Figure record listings
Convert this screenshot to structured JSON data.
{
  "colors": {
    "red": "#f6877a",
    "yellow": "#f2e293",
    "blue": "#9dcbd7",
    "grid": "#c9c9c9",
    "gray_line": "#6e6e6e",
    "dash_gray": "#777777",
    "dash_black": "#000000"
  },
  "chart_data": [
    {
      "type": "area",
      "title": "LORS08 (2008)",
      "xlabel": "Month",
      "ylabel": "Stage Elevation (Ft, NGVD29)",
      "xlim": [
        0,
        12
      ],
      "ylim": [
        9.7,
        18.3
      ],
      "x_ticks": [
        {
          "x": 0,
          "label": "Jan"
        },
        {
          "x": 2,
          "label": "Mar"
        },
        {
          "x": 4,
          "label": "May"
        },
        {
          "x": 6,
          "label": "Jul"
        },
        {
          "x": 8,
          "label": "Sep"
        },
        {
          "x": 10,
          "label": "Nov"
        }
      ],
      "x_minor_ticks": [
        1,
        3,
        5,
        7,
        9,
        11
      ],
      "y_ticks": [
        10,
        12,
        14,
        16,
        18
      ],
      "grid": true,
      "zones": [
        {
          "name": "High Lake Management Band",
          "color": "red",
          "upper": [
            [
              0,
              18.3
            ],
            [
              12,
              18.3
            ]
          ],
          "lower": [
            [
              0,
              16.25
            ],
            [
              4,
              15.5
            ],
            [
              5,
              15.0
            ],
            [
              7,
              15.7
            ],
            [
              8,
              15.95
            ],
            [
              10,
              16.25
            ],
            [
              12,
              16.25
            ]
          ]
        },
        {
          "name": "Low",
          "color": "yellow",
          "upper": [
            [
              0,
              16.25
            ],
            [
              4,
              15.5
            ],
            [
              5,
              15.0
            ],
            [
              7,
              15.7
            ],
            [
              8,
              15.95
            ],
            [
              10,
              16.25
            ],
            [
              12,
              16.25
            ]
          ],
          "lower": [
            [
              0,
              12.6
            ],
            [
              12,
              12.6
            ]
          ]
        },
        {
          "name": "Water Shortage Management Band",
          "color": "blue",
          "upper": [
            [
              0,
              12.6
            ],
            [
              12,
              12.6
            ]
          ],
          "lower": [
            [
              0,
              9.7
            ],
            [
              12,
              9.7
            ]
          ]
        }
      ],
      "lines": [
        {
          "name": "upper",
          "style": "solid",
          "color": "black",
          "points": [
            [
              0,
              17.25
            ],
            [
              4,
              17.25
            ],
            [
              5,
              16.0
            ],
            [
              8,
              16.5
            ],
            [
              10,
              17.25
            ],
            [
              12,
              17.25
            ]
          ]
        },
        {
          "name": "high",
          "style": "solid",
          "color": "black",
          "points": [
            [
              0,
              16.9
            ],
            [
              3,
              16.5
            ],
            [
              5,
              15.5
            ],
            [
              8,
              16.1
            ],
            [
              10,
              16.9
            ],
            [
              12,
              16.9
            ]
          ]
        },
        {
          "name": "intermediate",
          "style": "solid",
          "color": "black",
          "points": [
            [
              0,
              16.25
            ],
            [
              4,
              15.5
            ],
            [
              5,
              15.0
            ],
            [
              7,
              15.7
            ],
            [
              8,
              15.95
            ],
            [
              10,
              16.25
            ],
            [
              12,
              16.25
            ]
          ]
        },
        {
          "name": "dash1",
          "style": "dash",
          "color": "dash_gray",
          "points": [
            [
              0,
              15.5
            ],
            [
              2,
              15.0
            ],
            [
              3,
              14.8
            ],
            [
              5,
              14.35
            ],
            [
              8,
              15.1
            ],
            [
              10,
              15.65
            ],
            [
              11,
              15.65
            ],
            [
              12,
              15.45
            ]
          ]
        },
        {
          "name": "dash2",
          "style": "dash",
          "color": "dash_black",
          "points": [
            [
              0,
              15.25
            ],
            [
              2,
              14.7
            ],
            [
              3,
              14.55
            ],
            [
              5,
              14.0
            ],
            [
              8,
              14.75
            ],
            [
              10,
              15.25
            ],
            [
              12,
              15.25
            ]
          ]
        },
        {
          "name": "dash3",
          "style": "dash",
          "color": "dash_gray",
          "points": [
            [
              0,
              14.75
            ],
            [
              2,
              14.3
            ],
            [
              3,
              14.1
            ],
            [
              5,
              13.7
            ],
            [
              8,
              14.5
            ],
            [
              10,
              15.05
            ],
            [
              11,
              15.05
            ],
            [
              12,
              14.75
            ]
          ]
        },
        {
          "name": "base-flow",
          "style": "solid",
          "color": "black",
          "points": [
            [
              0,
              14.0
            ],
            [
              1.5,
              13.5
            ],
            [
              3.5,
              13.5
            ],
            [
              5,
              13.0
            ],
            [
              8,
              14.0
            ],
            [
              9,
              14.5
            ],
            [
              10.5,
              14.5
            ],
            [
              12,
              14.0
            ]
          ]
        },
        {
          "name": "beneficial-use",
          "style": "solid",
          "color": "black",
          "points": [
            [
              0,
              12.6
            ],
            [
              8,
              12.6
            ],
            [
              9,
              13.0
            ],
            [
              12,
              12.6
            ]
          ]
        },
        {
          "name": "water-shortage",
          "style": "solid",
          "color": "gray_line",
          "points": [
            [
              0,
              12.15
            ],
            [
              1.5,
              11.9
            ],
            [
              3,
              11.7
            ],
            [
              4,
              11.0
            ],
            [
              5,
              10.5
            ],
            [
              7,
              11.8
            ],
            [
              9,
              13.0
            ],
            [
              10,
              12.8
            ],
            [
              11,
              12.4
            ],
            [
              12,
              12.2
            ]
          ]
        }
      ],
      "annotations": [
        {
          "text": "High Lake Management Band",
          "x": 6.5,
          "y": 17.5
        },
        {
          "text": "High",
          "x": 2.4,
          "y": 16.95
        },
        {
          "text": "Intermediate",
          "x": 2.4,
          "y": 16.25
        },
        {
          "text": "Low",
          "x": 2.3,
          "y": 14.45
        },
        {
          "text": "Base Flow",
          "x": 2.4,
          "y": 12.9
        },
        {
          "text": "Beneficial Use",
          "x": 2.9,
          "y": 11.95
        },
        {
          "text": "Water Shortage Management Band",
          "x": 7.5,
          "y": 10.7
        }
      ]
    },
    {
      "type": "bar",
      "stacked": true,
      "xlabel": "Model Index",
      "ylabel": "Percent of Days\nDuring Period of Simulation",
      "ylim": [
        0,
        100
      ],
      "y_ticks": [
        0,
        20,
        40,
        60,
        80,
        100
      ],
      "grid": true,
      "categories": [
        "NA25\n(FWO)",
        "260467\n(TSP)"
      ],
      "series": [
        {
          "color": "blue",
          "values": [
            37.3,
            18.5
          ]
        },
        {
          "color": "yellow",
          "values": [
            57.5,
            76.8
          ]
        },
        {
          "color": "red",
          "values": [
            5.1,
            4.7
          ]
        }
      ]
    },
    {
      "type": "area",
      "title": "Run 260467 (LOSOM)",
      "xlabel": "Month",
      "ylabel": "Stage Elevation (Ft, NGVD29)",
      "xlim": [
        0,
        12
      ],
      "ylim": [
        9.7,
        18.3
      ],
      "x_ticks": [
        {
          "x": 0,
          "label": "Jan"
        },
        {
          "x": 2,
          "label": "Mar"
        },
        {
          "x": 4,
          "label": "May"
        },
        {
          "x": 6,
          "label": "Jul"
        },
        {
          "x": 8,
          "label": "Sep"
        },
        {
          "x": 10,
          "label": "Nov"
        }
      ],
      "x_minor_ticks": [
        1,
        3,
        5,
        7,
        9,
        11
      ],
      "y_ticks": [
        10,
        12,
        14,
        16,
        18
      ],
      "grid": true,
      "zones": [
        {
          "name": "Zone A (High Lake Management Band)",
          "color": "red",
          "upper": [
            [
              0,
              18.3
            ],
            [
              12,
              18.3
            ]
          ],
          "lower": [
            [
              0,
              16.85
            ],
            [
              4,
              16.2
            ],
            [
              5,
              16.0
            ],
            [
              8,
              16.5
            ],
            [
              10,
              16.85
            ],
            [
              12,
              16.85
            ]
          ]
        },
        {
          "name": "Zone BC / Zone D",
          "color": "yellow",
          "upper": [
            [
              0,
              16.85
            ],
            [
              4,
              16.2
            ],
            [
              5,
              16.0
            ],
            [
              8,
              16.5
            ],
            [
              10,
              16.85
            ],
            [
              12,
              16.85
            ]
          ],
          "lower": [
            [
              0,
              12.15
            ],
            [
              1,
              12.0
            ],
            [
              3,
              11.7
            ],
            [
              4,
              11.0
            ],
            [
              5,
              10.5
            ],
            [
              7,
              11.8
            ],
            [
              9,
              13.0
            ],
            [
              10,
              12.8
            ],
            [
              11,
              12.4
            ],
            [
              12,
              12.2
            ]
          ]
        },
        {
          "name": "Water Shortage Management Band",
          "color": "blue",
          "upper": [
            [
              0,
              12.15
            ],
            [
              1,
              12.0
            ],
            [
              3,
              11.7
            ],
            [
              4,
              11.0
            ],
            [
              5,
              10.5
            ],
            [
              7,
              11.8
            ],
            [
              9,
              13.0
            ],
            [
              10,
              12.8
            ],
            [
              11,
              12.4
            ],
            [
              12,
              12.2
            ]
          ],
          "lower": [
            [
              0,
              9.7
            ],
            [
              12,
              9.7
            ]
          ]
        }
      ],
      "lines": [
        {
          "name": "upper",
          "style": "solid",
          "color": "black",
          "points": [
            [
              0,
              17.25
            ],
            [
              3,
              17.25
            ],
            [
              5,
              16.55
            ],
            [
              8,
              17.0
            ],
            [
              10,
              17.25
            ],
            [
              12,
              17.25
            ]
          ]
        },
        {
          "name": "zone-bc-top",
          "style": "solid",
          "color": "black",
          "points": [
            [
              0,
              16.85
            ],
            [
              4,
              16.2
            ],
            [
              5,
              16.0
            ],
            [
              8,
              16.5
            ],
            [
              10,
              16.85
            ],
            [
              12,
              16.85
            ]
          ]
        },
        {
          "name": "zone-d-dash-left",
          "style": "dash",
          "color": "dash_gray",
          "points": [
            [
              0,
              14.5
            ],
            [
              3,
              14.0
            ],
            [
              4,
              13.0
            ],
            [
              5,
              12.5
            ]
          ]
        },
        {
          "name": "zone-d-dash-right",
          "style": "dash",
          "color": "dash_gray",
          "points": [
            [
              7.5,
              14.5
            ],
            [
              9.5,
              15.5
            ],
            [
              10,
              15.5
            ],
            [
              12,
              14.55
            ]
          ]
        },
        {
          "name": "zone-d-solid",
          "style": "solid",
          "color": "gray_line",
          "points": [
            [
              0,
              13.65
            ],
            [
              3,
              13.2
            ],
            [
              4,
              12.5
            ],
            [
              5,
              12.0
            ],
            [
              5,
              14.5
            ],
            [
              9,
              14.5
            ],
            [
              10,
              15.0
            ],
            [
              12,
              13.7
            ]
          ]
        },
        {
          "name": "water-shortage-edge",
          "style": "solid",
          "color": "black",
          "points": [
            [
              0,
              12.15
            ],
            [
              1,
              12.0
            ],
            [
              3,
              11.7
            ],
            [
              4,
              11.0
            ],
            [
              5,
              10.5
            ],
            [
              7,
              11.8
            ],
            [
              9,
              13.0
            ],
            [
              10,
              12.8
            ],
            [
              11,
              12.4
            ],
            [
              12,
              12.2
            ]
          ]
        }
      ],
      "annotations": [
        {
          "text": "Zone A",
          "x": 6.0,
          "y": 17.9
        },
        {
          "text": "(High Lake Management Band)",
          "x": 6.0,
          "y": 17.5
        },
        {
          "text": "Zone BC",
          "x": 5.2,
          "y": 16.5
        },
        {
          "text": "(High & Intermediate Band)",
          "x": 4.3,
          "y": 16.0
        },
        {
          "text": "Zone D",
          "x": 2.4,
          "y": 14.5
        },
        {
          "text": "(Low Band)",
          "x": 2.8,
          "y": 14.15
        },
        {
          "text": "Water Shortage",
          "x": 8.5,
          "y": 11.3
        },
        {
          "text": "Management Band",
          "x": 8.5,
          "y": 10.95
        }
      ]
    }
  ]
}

» Requirement:
Show all lines in the entries above where the word "title" appears.

» Result for this exercise:
      "title": "LORS08 (2008)",
      "title": "Run 260467 (LOSOM)",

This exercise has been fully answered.